Первое: тому, кто занимается устной историей, отправляясь от такой научной традиции, которая стремится одновременно к критичному отношению к обществу и к солидарности с человеческой субъективностью, приходится считаться с тем, что его ждут кризисы самопонимания. Мы вначале слишком мало об этом думали, затем пытались избежать таких кризисов, потом нас настигли рабочие и коммуникативные трудности, и мы лишь постепенно, в ходе дискуссий, прагматических разграничений нашей работы, а по-настоящему, может быть, и вовсе только после ее завершения, заметили, что этот кризис в определенном смысле был в порядке вещей.

Ведь фантазии и проекции, заключенные в абстрактных интенциях, таких как критичность и солидарность, в ходе интерактивного процесса создания биографического интервью со всей его специфичностью и сложностью, разбиваются об исторические взаимосвязи, и тогда от исследователя требуется некоторая доля самовосприятия, в качестве средств защиты от которого удобно прибегать к академизму (дистанцирование от объекта) или популизму (документирование реальной жизни). Эти соблазны сильны, ведь то, что рушится – это и добрая доля собственных изначальных познавательных интересов и мотиваций самого исследователя {6}. Ниже я собираюсь с помощью более подробного описания специфических рабочих операций устной истории способствовать тому, чтобы избегать таких ложных альтернатив и вместо этого отнестись к самовосприятию исследователя как к критичному познавательному инструменту и как к шансу покинуть башню из слоновой кости, не впав при этом в ложные идентификации.

Второе: устная история – не просто «другая история», она в определенных областях позволяет добиваться пускай ограниченного, но важного прогресса исторического познания и коммуникации. Но рассматривать устную историю лишь как технику получения данных означало бы недооценивать ее, потому что вызов, который она бросает истории, содержит в себе и принципиальные элементы. Эта дифференциация стала мне понятна тоже благодаря опыту работы над нашим проектом, и поэтому я хотел бы вкратце охарактеризовать ее на примере различных подходов, примененных в разных статьях.

Биография – история жизни

С одной стороны, биографический подход показал свою плодотворность прежде всего при изучении рабочих элит: откуда родом были члены производственных советов на предприятиях горнорудной промышленности (это в Рурской области важнейший слой-посредник между рабочими и промышленной и политической системой)? Какой предшествующий жизненный и политический опыт стал решающим в формировании облика разных поколений и группировок этой элиты? С другой стороны, наши интервью привели нас к тому, чтобы применять этот подход не только ретроспективно, но и проспективно: что произошло с представителями тех или иных политических лагерей рабочего движения веймарского периода в последующие годы? Что стало в послевоенные годы с вожатыми гитлерюгенда и Союза немецких девушек, рекрутировавшимися из рабочих семей?
★ ★ ★ ★ ★ ★ ★
ЗАДАНИЕ 1 – Перепишите дословно часть отрывка об устной истории, которая начинается со слов «Биография – история» и заканчивается словами «из рабочих семей?».
Отрывок и листинг между собой никак не связаны.

РАЗДЕЛ ДАННЫХ –
★ ★ ★ ★ ★ ★ ★
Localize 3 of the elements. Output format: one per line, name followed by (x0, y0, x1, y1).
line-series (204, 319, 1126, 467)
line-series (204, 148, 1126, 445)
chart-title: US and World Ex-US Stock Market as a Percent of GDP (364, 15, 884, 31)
★ ★ ★ ★ ★ ★ ★
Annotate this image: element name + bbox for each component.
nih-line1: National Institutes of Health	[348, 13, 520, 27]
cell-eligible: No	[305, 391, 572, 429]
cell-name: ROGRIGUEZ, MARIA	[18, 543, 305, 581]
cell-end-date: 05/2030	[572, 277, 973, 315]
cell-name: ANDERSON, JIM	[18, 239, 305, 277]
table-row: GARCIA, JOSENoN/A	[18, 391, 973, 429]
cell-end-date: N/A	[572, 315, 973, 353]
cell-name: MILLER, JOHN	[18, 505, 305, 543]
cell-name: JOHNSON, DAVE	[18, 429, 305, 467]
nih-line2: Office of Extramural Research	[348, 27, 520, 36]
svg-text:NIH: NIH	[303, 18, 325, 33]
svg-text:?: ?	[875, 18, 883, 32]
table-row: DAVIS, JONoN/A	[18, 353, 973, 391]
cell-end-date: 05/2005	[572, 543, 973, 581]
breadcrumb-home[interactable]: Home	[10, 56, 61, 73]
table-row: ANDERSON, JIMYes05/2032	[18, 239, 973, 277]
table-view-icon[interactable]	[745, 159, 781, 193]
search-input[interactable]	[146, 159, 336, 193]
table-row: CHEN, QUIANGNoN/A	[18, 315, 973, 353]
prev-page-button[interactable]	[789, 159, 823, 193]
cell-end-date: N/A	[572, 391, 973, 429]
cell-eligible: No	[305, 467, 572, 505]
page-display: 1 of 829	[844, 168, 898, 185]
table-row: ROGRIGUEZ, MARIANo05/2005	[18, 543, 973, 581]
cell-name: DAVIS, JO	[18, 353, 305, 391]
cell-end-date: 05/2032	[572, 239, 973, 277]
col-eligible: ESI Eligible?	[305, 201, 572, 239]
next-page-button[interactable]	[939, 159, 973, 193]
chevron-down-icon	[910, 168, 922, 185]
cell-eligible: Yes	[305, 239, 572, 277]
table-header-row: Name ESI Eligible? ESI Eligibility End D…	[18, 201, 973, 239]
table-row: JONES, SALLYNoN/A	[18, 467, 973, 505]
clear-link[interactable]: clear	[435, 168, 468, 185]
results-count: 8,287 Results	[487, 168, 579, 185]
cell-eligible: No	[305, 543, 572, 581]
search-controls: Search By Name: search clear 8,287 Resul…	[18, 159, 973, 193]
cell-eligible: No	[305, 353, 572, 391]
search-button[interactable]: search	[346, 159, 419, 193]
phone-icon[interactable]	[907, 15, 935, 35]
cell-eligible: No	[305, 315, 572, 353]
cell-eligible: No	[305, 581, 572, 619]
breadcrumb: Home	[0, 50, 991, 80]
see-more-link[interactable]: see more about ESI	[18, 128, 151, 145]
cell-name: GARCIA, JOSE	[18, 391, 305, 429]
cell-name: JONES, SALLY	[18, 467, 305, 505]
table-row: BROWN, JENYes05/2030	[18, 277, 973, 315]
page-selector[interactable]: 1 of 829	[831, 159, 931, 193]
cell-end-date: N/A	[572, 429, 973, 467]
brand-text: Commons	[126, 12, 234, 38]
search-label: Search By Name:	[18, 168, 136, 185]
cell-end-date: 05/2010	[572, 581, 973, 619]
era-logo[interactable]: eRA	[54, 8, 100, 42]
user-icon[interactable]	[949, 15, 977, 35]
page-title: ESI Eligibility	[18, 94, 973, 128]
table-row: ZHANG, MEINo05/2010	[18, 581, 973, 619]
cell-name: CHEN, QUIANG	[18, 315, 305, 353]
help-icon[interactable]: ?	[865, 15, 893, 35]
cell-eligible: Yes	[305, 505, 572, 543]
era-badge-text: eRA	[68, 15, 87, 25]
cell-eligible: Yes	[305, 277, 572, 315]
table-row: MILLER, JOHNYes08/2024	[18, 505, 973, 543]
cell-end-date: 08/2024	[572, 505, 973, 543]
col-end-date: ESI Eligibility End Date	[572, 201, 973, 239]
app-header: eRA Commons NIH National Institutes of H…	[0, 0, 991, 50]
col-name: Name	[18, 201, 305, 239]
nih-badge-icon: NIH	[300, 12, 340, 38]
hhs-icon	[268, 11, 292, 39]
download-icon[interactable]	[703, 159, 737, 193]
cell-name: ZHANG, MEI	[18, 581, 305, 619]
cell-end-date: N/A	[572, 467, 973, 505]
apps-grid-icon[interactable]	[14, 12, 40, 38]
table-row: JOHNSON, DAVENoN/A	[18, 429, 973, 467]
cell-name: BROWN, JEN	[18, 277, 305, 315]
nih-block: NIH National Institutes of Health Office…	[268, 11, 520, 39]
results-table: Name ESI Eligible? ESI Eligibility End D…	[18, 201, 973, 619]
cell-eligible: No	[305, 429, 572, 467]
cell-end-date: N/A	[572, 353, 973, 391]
★ ★ ★ ★ ★ ★ ★
ЗАДАНИЕ 2 – Извлеките из листинга без каких-либо изменений строки от той, что содержит «Annotate this image: element», до той, что содержит «391, 305, 429]», включая обе.

ПОЛНЫЙ ОТВЕТ 1 –
Биография – история жизни

С одной стороны, биографический подход показал свою плодотворность прежде всего при изучении рабочих элит: откуда родом были члены производственных советов на предприятиях горнорудной промышленности (это в Рурской области важнейший слой-посредник между рабочими и промышленной и политической системой)? Какой предшествующий жизненный и политический опыт стал решающим в формировании облика разных поколений и группировок этой элиты? С другой стороны, наши интервью привели нас к тому, чтобы применять этот подход не только ретроспективно, но и проспективно: что произошло с представителями тех или иных политических лагерей рабочего движения веймарского периода в последующие годы? Что стало в послевоенные годы с вожатыми гитлерюгенда и Союза немецких девушек, рекрутировавшимися из рабочих семей?

ПОЛНЫЙ ОТВЕТ 2 –
Annotate this image: element name + bbox for each component.
nih-line1: National Institutes of Health	[348, 13, 520, 27]
cell-eligible: No	[305, 391, 572, 429]
cell-name: ROGRIGUEZ, MARIA	[18, 543, 305, 581]
cell-end-date: 05/2030	[572, 277, 973, 315]
cell-name: ANDERSON, JIM	[18, 239, 305, 277]
table-row: GARCIA, JOSENoN/A	[18, 391, 973, 429]
cell-end-date: N/A	[572, 315, 973, 353]
cell-name: MILLER, JOHN	[18, 505, 305, 543]
cell-name: JOHNSON, DAVE	[18, 429, 305, 467]
nih-line2: Office of Extramural Research	[348, 27, 520, 36]
svg-text:NIH: NIH	[303, 18, 325, 33]
svg-text:?: ?	[875, 18, 883, 32]
table-row: DAVIS, JONoN/A	[18, 353, 973, 391]
cell-end-date: 05/2005	[572, 543, 973, 581]
breadcrumb-home[interactable]: Home	[10, 56, 61, 73]
table-row: ANDERSON, JIMYes05/2032	[18, 239, 973, 277]
table-view-icon[interactable]	[745, 159, 781, 193]
search-input[interactable]	[146, 159, 336, 193]
table-row: CHEN, QUIANGNoN/A	[18, 315, 973, 353]
prev-page-button[interactable]	[789, 159, 823, 193]
cell-end-date: N/A	[572, 391, 973, 429]
cell-eligible: No	[305, 467, 572, 505]
page-display: 1 of 829	[844, 168, 898, 185]
table-row: ROGRIGUEZ, MARIANo05/2005	[18, 543, 973, 581]
cell-name: DAVIS, JO	[18, 353, 305, 391]
cell-end-date: 05/2032	[572, 239, 973, 277]
col-eligible: ESI Eligible?	[305, 201, 572, 239]
next-page-button[interactable]	[939, 159, 973, 193]
chevron-down-icon	[910, 168, 922, 185]
cell-eligible: Yes	[305, 239, 572, 277]
table-header-row: Name ESI Eligible? ESI Eligibility End D…	[18, 201, 973, 239]
table-row: JONES, SALLYNoN/A	[18, 467, 973, 505]
clear-link[interactable]: clear	[435, 168, 468, 185]
results-count: 8,287 Results	[487, 168, 579, 185]
cell-eligible: No	[305, 543, 572, 581]
search-controls: Search By Name: search clear 8,287 Resul…	[18, 159, 973, 193]
cell-eligible: No	[305, 353, 572, 391]
search-button[interactable]: search	[346, 159, 419, 193]
phone-icon[interactable]	[907, 15, 935, 35]
cell-eligible: No	[305, 315, 572, 353]
cell-eligible: No	[305, 581, 572, 619]
breadcrumb: Home	[0, 50, 991, 80]
see-more-link[interactable]: see more about ESI	[18, 128, 151, 145]
cell-name: GARCIA, JOSE	[18, 391, 305, 429]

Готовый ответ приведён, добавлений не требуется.